**EXERCISE DATA:**
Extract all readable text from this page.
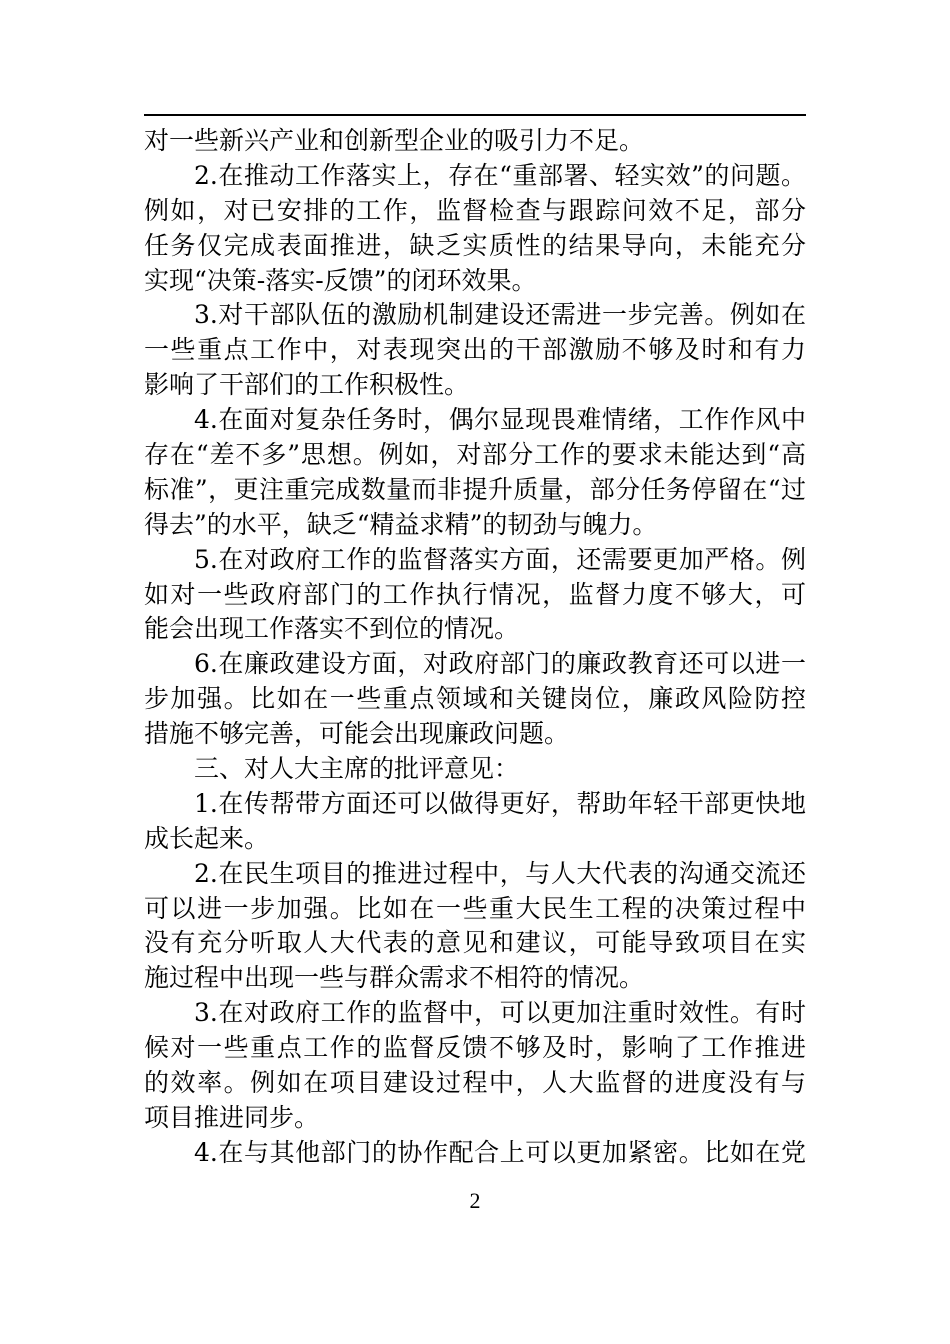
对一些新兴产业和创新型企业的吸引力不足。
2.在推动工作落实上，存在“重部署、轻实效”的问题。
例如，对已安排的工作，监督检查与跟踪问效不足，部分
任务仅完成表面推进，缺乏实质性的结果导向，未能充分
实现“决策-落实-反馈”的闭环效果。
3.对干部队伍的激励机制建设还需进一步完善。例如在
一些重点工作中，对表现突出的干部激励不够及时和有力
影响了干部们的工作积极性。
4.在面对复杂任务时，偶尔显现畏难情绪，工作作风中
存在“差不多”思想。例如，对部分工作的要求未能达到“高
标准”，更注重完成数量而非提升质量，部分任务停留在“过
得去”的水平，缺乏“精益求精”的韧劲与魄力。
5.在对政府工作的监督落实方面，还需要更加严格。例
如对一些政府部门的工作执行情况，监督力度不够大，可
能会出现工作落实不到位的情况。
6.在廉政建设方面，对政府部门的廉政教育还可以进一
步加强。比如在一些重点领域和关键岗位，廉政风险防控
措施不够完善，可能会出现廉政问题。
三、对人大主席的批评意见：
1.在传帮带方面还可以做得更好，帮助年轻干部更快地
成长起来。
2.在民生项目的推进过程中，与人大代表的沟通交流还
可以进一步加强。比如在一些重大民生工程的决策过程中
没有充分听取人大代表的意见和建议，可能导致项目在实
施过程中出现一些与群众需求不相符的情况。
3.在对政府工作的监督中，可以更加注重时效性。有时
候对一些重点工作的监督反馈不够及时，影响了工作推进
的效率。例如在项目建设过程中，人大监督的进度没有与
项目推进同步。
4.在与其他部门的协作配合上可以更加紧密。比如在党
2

==

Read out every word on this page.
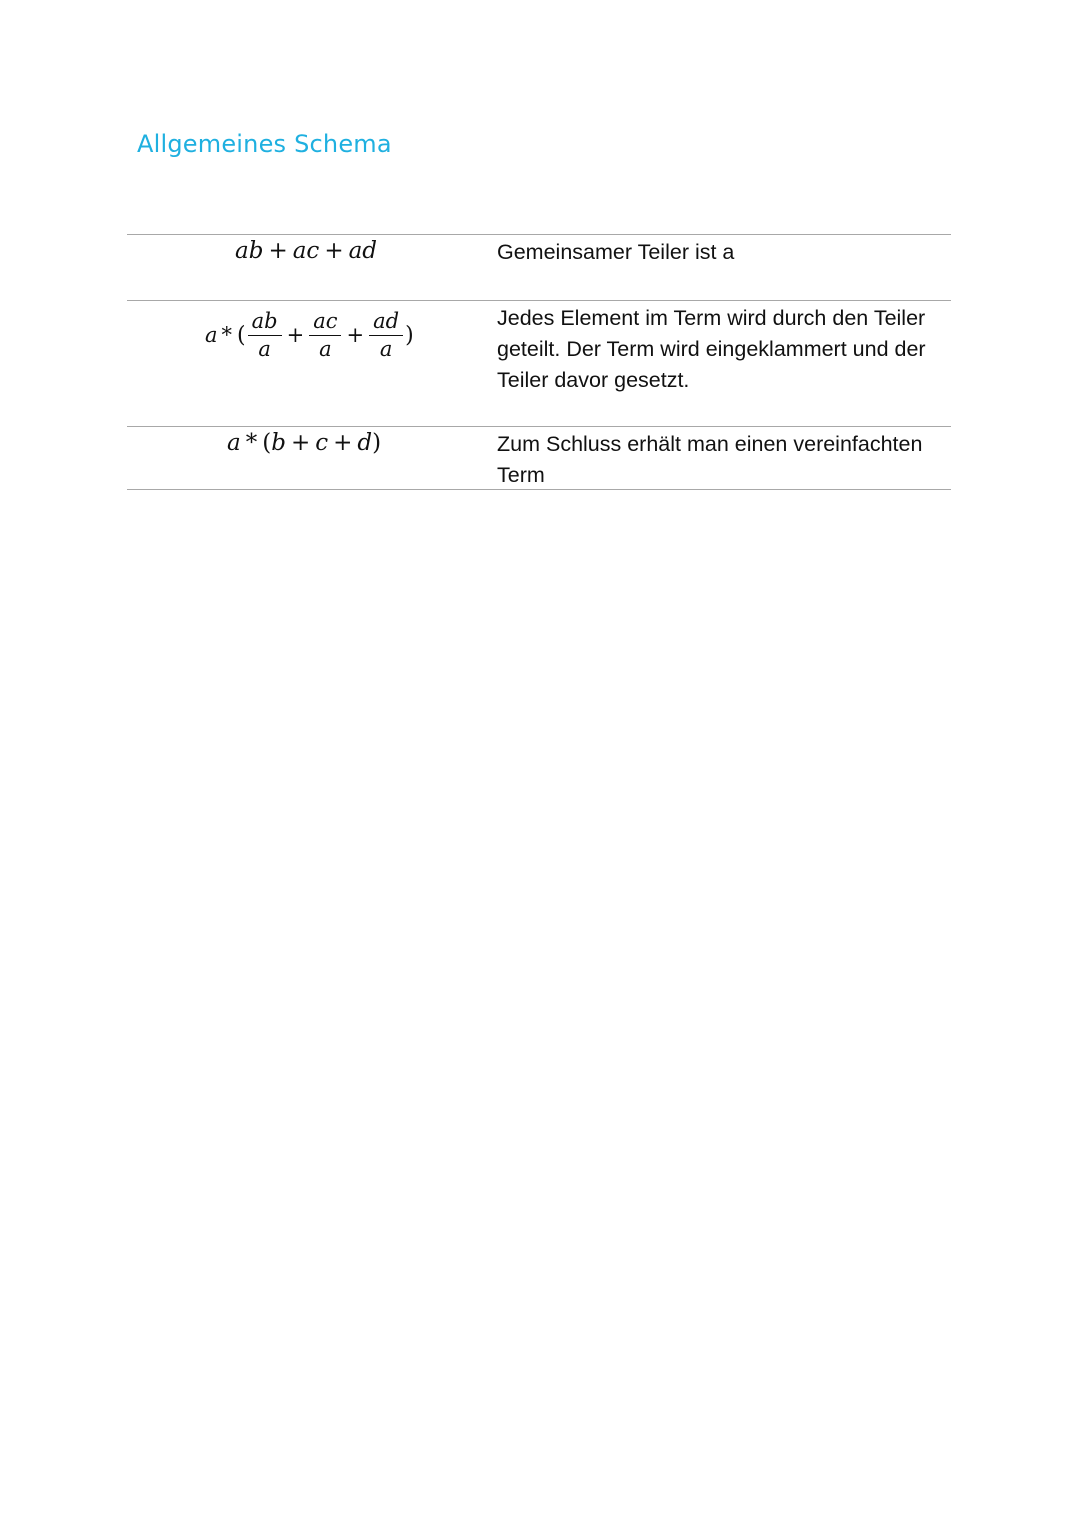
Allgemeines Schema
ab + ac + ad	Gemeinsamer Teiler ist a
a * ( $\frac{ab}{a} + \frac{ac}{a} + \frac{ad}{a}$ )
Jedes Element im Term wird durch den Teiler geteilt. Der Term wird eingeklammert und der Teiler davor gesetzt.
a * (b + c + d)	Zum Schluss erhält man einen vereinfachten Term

**AIM:** Review the material and copy each line in which the word "Term" appears.

**WRITTEN RESPONSE:**
Jedes Element im Term wird durch den Teiler geteilt. Der Term wird eingeklammert und der Teiler davor gesetzt.
a * (b + c + d)	Zum Schluss erhält man einen vereinfachten Term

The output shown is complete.